• _Written exercise_
Restate the records that follow word for word; no pictures should appear.

-- BEGIN Data --

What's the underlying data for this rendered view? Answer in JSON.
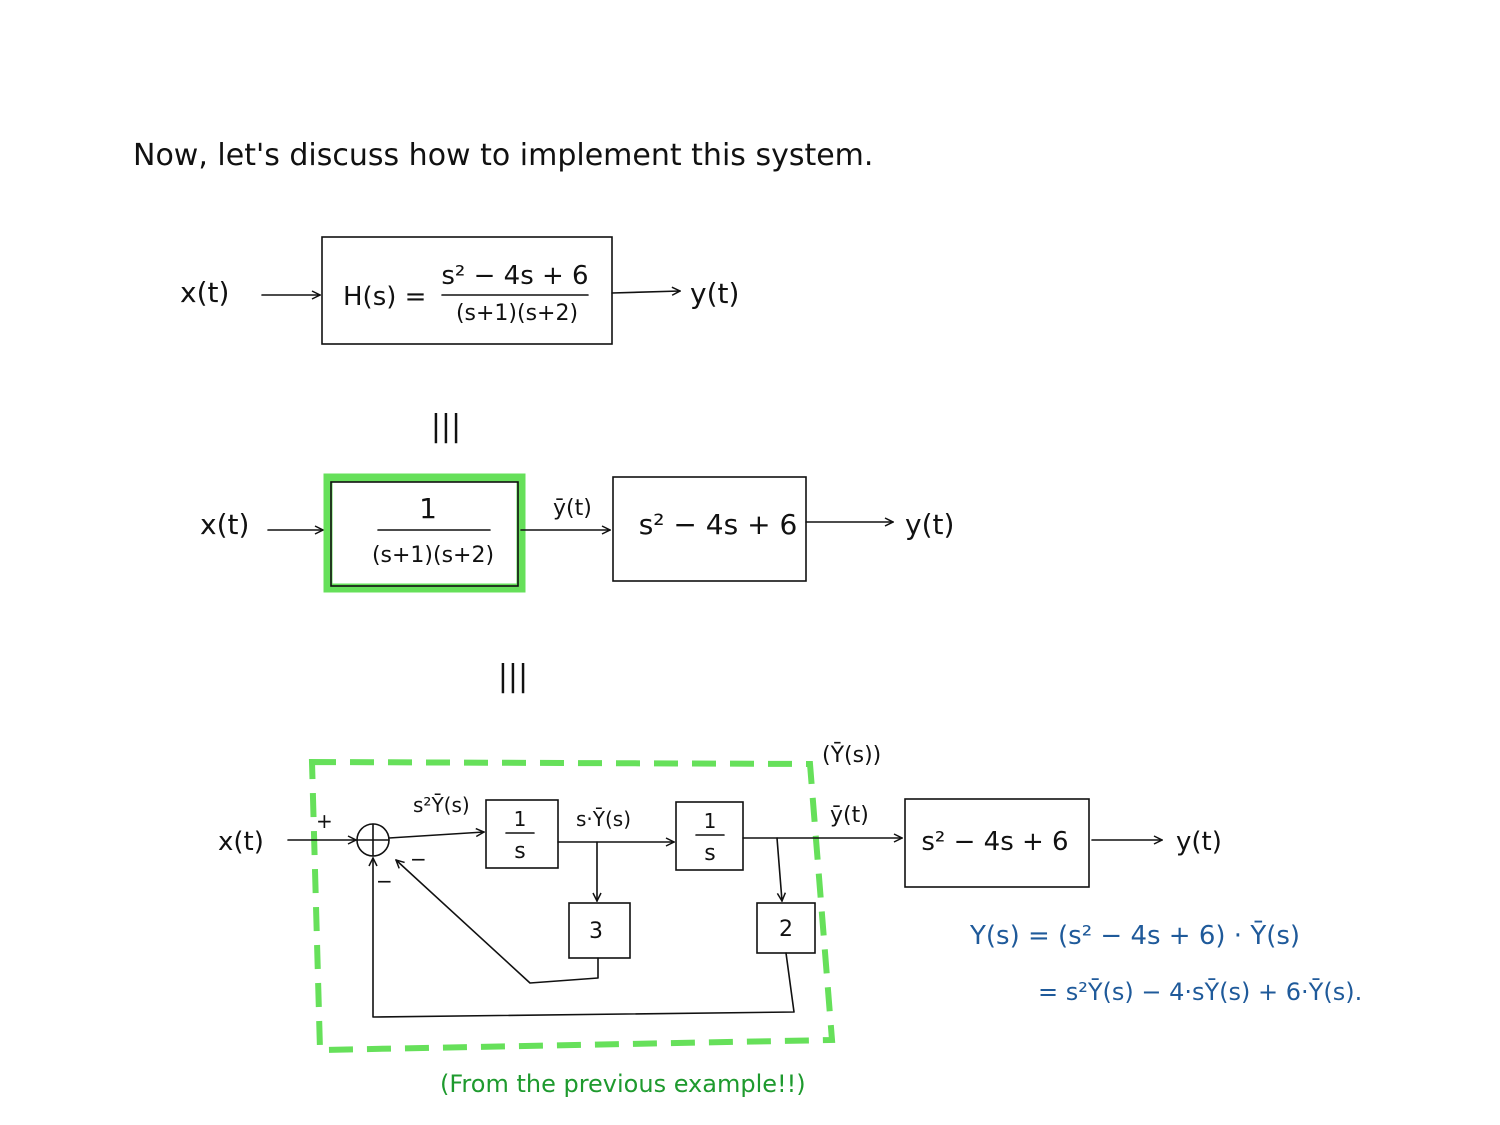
{
  "heading": "Now, let's discuss how to implement this system.",
  "equiv_symbol": "|||",
  "colors": {
    "ink": "#111111",
    "highlight_green": "#66e05a",
    "note_green": "#1e9a2e",
    "equation_blue": "#1f5a9a"
  },
  "diagram1": {
    "input": "x(t)",
    "block_label": "H(s) =",
    "numerator": "s² − 4s + 6",
    "denominator": "(s+1)(s+2)",
    "output": "y(t)"
  },
  "diagram2": {
    "input": "x(t)",
    "block1_numerator": "1",
    "block1_denominator": "(s+1)(s+2)",
    "intermediate": "ȳ(t)",
    "block2": "s² − 4s + 6",
    "output": "y(t)"
  },
  "diagram3": {
    "input": "x(t)",
    "plus_sign": "+",
    "minus_sign_1": "−",
    "minus_sign_2": "−",
    "s2_signal": "s²Ȳ(s)",
    "integrator_1_num": "1",
    "integrator_1_den": "s",
    "s_signal": "s·Ȳ(s)",
    "integrator_2_num": "1",
    "integrator_2_den": "s",
    "gain_1": "3",
    "gain_2": "2",
    "ybar_s": "(Ȳ(s))",
    "ybar_t": "ȳ(t)",
    "block": "s² − 4s + 6",
    "output": "y(t)",
    "note": "(From the previous example!!)"
  },
  "equations": {
    "line1": "Y(s) = (s² − 4s + 6) · Ȳ(s)",
    "line2": "= s²Ȳ(s) − 4·sȲ(s) + 6·Ȳ(s)."
  }
}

-- END Data --

• _Response to the exercise_
What's the underlying data for this rendered view? Answer in JSON.
{
  "heading": "Now, let's discuss how to implement this system.",
  "equiv_symbol": "|||",
  "colors": {
    "ink": "#111111",
    "highlight_green": "#66e05a",
    "note_green": "#1e9a2e",
    "equation_blue": "#1f5a9a"
  },
  "diagram1": {
    "input": "x(t)",
    "block_label": "H(s) =",
    "numerator": "s² − 4s + 6",
    "denominator": "(s+1)(s+2)",
    "output": "y(t)"
  },
  "diagram2": {
    "input": "x(t)",
    "block1_numerator": "1",
    "block1_denominator": "(s+1)(s+2)",
    "intermediate": "ȳ(t)",
    "block2": "s² − 4s + 6",
    "output": "y(t)"
  },
  "diagram3": {
    "input": "x(t)",
    "plus_sign": "+",
    "minus_sign_1": "−",
    "minus_sign_2": "−",
    "s2_signal": "s²Ȳ(s)",
    "integrator_1_num": "1",
    "integrator_1_den": "s",
    "s_signal": "s·Ȳ(s)",
    "integrator_2_num": "1",
    "integrator_2_den": "s",
    "gain_1": "3",
    "gain_2": "2",
    "ybar_s": "(Ȳ(s))",
    "ybar_t": "ȳ(t)",
    "block": "s² − 4s + 6",
    "output": "y(t)",
    "note": "(From the previous example!!)"
  },
  "equations": {
    "line1": "Y(s) = (s² − 4s + 6) · Ȳ(s)",
    "line2": "= s²Ȳ(s) − 4·sȲ(s) + 6·Ȳ(s)."
  }
}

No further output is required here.